* _Task instructions_: Find every line containing the word "label" and report the count, nothing more.

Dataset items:
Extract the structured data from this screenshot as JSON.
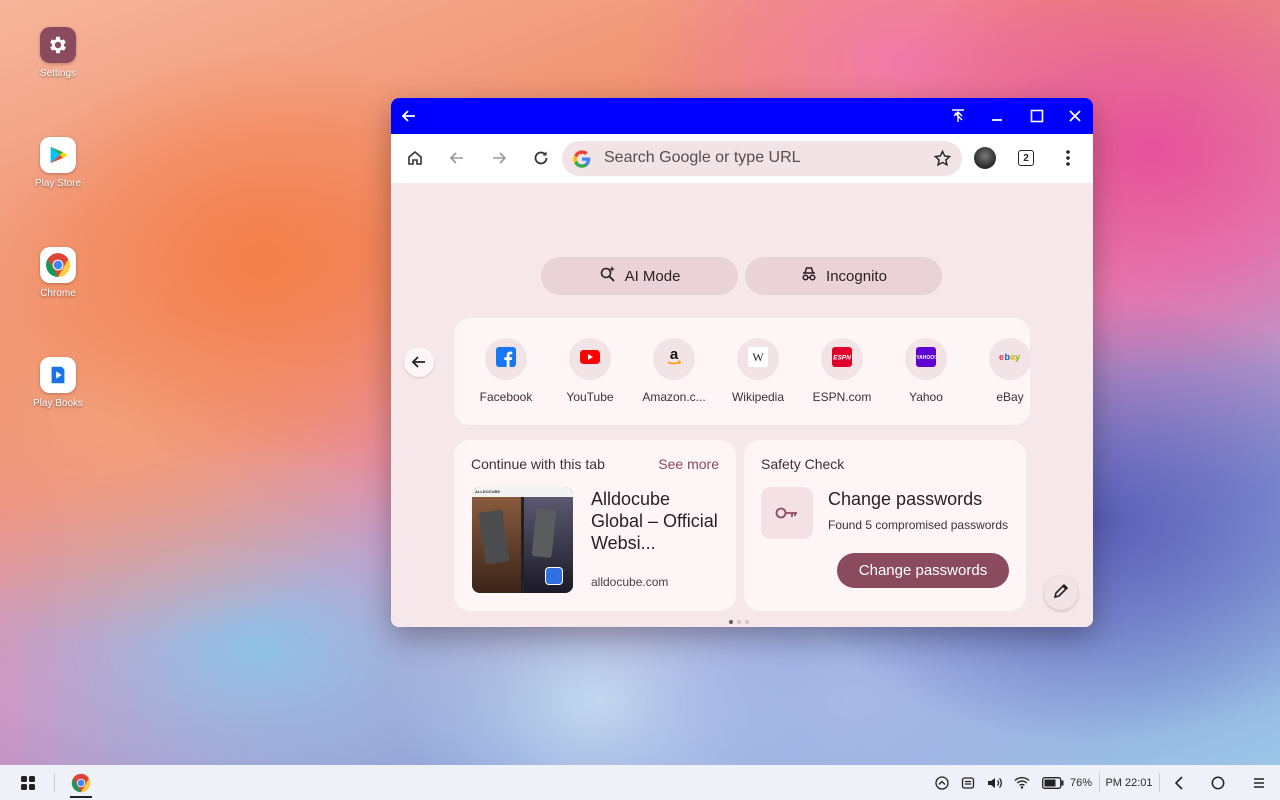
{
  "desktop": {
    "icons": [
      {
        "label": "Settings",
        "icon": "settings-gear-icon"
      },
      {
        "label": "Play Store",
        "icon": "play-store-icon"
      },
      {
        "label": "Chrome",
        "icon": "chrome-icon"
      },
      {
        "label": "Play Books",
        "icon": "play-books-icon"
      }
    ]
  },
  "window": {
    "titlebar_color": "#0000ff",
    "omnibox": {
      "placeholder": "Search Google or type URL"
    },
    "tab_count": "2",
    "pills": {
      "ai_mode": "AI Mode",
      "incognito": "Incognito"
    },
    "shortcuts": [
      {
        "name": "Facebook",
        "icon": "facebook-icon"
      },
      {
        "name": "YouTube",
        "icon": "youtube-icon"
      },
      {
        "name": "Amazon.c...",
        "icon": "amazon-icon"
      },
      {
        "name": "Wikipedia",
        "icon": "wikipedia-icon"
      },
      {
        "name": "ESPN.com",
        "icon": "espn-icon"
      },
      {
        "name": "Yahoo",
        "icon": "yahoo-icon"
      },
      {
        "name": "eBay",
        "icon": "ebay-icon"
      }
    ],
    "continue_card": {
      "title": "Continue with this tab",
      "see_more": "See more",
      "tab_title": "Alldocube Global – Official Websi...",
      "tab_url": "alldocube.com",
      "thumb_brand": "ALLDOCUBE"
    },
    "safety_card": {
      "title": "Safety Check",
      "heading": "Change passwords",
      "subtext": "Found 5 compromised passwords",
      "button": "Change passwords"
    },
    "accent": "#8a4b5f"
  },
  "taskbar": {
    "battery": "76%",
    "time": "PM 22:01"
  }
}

* _Answer to this exercise_: 4